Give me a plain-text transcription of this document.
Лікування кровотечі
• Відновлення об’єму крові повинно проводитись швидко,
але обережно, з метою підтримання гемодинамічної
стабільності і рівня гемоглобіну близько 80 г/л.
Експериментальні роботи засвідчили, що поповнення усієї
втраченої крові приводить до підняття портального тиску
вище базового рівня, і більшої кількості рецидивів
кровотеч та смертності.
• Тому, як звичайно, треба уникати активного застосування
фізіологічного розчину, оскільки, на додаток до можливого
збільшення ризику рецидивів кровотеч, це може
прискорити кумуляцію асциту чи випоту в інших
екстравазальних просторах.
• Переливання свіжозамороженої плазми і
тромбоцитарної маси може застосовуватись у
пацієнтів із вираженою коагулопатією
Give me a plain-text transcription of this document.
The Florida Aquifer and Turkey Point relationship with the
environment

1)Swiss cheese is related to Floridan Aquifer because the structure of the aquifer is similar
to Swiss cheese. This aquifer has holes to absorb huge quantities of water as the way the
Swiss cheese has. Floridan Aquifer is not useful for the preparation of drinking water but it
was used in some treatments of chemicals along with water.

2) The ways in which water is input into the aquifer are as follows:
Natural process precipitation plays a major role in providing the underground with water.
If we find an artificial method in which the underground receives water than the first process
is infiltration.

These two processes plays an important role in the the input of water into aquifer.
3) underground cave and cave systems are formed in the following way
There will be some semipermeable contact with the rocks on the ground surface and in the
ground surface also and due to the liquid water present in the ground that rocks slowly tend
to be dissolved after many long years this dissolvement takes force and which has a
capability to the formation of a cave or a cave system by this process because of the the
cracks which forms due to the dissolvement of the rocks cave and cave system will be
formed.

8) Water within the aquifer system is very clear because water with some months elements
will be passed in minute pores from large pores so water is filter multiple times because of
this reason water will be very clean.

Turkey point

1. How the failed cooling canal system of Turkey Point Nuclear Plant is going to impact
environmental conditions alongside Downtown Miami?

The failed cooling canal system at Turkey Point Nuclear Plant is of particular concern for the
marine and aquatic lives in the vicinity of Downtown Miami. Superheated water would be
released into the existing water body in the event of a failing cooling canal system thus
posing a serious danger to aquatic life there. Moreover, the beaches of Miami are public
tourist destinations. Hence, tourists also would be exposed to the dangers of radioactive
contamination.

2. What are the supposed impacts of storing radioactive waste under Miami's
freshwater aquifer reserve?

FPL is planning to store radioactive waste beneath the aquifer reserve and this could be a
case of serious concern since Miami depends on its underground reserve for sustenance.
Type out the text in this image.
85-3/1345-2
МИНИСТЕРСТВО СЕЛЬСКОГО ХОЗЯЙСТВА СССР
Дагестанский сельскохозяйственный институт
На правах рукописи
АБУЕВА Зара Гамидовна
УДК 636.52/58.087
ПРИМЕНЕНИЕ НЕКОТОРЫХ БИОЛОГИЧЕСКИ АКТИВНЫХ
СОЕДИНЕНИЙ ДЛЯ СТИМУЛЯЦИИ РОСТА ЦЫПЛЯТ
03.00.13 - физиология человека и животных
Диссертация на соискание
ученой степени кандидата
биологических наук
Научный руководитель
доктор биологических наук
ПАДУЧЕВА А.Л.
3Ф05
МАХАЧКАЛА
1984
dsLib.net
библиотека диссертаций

☆ ☆ ☆ ☆ ☆

Work out how many lines in the entries hold the string "крові". Your answer should consist solely of that number.

2